Please output the lines shown below exactly as they appear.
----- INFORMATION PROVIDED -----
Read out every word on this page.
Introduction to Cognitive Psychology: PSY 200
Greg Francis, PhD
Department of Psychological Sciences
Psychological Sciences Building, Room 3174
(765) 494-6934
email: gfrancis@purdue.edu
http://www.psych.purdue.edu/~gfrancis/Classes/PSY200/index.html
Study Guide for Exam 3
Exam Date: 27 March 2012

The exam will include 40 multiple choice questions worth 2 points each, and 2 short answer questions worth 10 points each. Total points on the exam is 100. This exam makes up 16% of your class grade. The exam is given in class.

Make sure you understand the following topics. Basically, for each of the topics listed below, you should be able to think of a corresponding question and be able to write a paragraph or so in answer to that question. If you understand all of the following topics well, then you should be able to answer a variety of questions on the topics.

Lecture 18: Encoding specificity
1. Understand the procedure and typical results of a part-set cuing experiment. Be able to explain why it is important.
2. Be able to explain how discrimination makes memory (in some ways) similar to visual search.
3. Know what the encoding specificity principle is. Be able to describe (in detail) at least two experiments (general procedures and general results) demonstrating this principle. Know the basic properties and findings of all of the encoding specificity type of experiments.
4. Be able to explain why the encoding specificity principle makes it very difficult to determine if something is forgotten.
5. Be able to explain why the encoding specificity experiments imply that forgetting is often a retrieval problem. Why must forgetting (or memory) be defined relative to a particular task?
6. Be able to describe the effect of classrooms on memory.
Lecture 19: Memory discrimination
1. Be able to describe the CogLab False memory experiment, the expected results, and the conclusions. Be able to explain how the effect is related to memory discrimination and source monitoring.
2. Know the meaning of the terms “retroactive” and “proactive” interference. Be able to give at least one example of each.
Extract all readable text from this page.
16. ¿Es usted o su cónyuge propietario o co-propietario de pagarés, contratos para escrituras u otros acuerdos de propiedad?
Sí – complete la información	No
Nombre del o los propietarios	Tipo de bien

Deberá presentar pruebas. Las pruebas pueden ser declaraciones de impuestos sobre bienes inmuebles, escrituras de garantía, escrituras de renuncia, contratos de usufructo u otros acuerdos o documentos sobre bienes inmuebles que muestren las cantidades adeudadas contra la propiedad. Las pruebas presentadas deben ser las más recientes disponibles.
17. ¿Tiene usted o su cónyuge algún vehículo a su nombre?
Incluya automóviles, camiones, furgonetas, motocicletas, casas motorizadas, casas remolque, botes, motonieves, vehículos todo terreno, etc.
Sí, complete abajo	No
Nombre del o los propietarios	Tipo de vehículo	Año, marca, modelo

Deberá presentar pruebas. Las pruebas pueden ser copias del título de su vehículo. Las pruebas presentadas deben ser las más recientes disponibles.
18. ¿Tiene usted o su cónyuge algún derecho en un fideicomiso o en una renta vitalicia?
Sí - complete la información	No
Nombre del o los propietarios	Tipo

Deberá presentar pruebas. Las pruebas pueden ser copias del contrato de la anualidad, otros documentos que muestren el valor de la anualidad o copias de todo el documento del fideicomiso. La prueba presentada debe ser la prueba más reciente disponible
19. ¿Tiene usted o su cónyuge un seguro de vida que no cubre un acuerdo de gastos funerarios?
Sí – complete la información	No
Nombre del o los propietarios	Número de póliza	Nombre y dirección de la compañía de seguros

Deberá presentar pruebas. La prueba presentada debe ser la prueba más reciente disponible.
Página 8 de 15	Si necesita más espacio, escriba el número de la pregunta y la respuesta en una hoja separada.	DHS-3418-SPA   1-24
-----
* RESPONSE:
Read out every word on this page.
Introduction to Cognitive Psychology: PSY 200
Greg Francis, PhD
Department of Psychological Sciences
Psychological Sciences Building, Room 3174
(765) 494-6934
email: gfrancis@purdue.edu
http://www.psych.purdue.edu/~gfrancis/Classes/PSY200/index.html
Study Guide for Exam 3
Exam Date: 27 March 2012

The exam will include 40 multiple choice questions worth 2 points each, and 2 short answer questions worth 10 points each. Total points on the exam is 100. This exam makes up 16% of your class grade. The exam is given in class.

Make sure you understand the following topics. Basically, for each of the topics listed below, you should be able to think of a corresponding question and be able to write a paragraph or so in answer to that question. If you understand all of the following topics well, then you should be able to answer a variety of questions on the topics.

Lecture 18: Encoding specificity
1. Understand the procedure and typical results of a part-set cuing experiment. Be able to explain why it is important.
2. Be able to explain how discrimination makes memory (in some ways) similar to visual search.
3. Know what the encoding specificity principle is. Be able to describe (in detail) at least two experiments (general procedures and general results) demonstrating this principle. Know the basic properties and findings of all of the encoding specificity type of experiments.
4. Be able to explain why the encoding specificity principle makes it very difficult to determine if something is forgotten.
5. Be able to explain why the encoding specificity experiments imply that forgetting is often a retrieval problem. Why must forgetting (or memory) be defined relative to a particular task?
6. Be able to describe the effect of classrooms on memory.
Lecture 19: Memory discrimination
1. Be able to describe the CogLab False memory experiment, the expected results, and the conclusions. Be able to explain how the effect is related to memory discrimination and source monitoring.
2. Know the meaning of the terms “retroactive” and “proactive” interference. Be able to give at least one example of each.
Extract all readable text from this page.
16. ¿Es usted o su cónyuge propietario o co-propietario de pagarés, contratos para escrituras u otros acuerdos de propiedad?
Sí – complete la información	No
Nombre del o los propietarios	Tipo de bien

Deberá presentar pruebas. Las pruebas pueden ser declaraciones de impuestos sobre bienes inmuebles, escrituras de garantía, escrituras de renuncia, contratos de usufructo u otros acuerdos o documentos sobre bienes inmuebles que muestren las cantidades adeudadas contra la propiedad. Las pruebas presentadas deben ser las más recientes disponibles.
17. ¿Tiene usted o su cónyuge algún vehículo a su nombre?
Incluya automóviles, camiones, furgonetas, motocicletas, casas motorizadas, casas remolque, botes, motonieves, vehículos todo terreno, etc.
Sí, complete abajo	No
Nombre del o los propietarios	Tipo de vehículo	Año, marca, modelo

Deberá presentar pruebas. Las pruebas pueden ser copias del título de su vehículo. Las pruebas presentadas deben ser las más recientes disponibles.
18. ¿Tiene usted o su cónyuge algún derecho en un fideicomiso o en una renta vitalicia?
Sí - complete la información	No
Nombre del o los propietarios	Tipo

Deberá presentar pruebas. Las pruebas pueden ser copias del contrato de la anualidad, otros documentos que muestren el valor de la anualidad o copias de todo el documento del fideicomiso. La prueba presentada debe ser la prueba más reciente disponible
19. ¿Tiene usted o su cónyuge un seguro de vida que no cubre un acuerdo de gastos funerarios?
Sí – complete la información	No
Nombre del o los propietarios	Número de póliza	Nombre y dirección de la compañía de seguros

Deberá presentar pruebas. La prueba presentada debe ser la prueba más reciente disponible.
Página 8 de 15	Si necesita más espacio, escriba el número de la pregunta y la respuesta en una hoja separada.	DHS-3418-SPA   1-24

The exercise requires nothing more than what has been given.